Data extract —

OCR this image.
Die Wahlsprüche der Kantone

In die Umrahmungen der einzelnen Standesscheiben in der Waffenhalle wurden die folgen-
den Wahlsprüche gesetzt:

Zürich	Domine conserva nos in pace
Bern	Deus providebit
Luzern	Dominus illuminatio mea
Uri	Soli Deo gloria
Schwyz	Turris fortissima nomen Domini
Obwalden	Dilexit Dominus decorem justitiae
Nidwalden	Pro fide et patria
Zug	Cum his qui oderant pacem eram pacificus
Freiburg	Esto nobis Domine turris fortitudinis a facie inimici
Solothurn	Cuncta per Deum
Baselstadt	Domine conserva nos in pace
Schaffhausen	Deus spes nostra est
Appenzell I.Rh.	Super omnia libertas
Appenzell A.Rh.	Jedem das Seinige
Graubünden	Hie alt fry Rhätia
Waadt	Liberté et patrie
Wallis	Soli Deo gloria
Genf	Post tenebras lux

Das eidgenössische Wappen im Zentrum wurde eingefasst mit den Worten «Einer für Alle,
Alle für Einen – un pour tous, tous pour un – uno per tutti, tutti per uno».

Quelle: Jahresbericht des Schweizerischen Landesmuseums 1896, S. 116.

Exercise goal — All the entries above need to be reproduced exactly.

The result —
OCR this image.
Die Wahlsprüche der Kantone

In die Umrahmungen der einzelnen Standesscheiben in der Waffenhalle wurden die folgen-
den Wahlsprüche gesetzt:

Zürich	Domine conserva nos in pace
Bern	Deus providebit
Luzern	Dominus illuminatio mea
Uri	Soli Deo gloria
Schwyz	Turris fortissima nomen Domini
Obwalden	Dilexit Dominus decorem justitiae
Nidwalden	Pro fide et patria
Zug	Cum his qui oderant pacem eram pacificus
Freiburg	Esto nobis Domine turris fortitudinis a facie inimici
Solothurn	Cuncta per Deum
Baselstadt	Domine conserva nos in pace
Schaffhausen	Deus spes nostra est
Appenzell I.Rh.	Super omnia libertas
Appenzell A.Rh.	Jedem das Seinige
Graubünden	Hie alt fry Rhätia
Waadt	Liberté et patrie
Wallis	Soli Deo gloria
Genf	Post tenebras lux

Das eidgenössische Wappen im Zentrum wurde eingefasst mit den Worten «Einer für Alle,
Alle für Einen – un pour tous, tous pour un – uno per tutti, tutti per uno».

Quelle: Jahresbericht des Schweizerischen Landesmuseums 1896, S. 116.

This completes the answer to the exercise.